**WRITTEN REQUEST**. Locate the lines that hold the string "blogspot". Copy every such line.

**RECORDS SUPPLIED**.
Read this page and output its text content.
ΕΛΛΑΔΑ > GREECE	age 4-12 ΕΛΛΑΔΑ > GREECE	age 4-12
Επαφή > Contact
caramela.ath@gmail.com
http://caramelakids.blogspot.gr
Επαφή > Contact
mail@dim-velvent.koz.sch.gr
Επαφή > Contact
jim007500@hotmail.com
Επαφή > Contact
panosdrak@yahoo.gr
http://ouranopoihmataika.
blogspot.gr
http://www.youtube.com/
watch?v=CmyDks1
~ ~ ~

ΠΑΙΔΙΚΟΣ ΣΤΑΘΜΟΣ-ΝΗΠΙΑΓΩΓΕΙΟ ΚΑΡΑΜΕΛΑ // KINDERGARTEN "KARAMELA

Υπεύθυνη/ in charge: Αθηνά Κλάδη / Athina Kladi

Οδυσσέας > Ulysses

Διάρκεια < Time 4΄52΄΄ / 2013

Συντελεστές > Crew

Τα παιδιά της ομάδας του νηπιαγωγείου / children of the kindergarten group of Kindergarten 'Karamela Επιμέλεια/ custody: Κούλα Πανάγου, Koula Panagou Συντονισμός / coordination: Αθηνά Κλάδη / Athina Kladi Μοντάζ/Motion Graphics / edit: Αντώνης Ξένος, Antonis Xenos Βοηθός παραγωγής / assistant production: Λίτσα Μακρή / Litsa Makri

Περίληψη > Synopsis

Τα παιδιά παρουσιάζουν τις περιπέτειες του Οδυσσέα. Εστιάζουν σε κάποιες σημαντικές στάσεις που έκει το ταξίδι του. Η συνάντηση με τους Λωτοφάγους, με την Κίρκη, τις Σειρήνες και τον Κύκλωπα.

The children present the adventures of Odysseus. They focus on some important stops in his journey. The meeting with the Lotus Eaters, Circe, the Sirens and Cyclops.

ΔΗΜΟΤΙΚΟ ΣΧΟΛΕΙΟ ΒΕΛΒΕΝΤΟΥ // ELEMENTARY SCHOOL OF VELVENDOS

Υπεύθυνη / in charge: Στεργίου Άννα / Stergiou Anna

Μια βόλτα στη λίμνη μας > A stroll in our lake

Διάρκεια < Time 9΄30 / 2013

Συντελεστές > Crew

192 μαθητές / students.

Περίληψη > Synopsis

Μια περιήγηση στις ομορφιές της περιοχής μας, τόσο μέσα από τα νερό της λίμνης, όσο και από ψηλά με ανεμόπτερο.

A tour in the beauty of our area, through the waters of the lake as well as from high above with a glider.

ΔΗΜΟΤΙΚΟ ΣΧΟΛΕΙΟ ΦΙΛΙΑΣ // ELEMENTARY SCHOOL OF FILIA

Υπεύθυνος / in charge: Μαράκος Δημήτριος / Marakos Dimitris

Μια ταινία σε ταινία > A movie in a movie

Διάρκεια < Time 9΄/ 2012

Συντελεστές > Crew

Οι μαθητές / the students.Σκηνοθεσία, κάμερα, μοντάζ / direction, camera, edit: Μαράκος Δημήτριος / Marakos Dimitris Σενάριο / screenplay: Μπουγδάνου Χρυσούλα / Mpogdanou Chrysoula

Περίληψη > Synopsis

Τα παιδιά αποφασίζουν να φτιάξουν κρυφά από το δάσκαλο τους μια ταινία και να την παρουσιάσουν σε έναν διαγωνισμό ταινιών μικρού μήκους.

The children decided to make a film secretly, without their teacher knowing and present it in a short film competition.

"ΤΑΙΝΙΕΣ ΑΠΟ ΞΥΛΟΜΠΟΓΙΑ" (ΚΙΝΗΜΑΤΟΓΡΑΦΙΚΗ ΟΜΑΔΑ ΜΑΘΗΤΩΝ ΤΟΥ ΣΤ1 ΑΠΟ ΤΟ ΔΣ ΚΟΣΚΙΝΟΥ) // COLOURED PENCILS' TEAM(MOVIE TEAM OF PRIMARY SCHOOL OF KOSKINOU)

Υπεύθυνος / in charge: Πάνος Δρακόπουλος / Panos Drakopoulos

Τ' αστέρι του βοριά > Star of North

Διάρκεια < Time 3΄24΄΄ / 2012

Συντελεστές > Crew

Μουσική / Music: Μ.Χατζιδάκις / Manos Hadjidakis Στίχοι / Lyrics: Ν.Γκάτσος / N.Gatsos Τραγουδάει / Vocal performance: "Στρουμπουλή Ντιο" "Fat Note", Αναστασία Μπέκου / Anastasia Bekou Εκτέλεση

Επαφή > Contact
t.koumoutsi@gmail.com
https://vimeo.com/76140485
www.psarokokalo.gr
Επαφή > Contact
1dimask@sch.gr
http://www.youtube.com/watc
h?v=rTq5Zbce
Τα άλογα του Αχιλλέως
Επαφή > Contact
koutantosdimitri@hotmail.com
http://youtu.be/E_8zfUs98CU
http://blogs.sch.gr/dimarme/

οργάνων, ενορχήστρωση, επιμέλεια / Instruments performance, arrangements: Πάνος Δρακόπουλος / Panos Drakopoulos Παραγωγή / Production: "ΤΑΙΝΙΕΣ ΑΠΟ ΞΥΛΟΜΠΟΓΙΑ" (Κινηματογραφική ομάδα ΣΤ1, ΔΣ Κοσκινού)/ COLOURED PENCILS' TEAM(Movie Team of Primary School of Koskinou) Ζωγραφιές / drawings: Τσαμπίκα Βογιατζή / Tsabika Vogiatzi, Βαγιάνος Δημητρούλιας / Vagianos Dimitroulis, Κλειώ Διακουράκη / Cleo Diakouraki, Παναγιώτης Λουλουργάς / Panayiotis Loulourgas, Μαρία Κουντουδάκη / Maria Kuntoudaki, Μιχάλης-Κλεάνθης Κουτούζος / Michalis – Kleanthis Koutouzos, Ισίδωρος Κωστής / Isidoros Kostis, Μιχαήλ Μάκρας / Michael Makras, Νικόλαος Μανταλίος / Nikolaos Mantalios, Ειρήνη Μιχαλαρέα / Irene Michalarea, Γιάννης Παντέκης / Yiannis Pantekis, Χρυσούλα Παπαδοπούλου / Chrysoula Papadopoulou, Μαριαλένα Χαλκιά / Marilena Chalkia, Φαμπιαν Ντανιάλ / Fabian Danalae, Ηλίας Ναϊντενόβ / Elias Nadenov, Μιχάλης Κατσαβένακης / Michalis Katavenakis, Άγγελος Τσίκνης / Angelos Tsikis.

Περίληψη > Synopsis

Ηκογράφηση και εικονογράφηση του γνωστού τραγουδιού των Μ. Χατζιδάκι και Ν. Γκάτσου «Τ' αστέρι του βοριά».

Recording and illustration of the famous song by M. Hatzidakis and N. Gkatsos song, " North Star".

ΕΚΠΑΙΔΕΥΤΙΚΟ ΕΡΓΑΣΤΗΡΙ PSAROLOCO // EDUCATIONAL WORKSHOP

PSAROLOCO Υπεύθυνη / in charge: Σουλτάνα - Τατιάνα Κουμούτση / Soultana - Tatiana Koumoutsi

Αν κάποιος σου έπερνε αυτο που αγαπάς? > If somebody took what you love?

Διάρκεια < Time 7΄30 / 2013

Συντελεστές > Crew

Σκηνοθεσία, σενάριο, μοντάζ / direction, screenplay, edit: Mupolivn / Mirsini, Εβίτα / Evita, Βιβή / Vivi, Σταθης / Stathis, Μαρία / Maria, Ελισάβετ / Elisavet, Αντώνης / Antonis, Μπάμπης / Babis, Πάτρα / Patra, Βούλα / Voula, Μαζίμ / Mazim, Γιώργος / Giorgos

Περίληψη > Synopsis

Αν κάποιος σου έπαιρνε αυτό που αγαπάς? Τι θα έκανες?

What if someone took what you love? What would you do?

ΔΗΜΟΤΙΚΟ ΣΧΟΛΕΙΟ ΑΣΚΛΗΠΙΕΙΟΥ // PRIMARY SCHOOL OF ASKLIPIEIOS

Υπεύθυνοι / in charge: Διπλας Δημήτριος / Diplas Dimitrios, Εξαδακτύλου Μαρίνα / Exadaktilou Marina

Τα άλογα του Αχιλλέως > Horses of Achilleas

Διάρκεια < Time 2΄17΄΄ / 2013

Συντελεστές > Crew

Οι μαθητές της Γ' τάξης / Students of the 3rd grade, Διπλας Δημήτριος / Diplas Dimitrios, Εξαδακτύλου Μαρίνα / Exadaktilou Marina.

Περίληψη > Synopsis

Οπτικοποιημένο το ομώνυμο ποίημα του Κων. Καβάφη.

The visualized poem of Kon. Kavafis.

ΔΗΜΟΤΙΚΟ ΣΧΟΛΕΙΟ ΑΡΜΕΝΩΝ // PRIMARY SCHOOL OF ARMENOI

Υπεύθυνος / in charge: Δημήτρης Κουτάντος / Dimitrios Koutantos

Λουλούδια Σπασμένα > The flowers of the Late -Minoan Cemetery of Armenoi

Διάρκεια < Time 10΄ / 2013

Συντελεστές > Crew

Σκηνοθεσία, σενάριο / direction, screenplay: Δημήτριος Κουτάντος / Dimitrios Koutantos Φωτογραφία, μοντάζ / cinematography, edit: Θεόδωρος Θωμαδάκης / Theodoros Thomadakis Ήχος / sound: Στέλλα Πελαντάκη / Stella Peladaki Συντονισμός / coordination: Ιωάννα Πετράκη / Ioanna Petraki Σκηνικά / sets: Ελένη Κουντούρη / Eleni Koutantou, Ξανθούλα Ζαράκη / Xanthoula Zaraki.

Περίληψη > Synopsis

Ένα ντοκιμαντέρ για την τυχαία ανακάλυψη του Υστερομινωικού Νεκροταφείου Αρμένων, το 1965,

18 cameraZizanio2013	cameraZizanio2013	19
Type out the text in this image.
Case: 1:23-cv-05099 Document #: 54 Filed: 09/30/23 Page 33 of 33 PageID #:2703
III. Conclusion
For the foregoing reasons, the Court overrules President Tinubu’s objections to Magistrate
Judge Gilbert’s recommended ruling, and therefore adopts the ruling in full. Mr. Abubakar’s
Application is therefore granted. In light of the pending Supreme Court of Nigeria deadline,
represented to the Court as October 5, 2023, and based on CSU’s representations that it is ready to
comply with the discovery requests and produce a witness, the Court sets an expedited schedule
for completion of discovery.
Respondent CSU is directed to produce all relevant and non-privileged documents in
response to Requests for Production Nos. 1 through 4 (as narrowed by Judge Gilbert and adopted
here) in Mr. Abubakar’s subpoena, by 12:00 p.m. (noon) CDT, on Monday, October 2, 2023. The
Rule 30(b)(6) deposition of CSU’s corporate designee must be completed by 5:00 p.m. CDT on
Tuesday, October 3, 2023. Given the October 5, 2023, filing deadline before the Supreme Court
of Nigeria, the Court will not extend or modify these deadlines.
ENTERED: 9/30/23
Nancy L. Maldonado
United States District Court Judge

**COMPLETED TASK**.
http://caramelakids.blogspot.gr
blogspot.gr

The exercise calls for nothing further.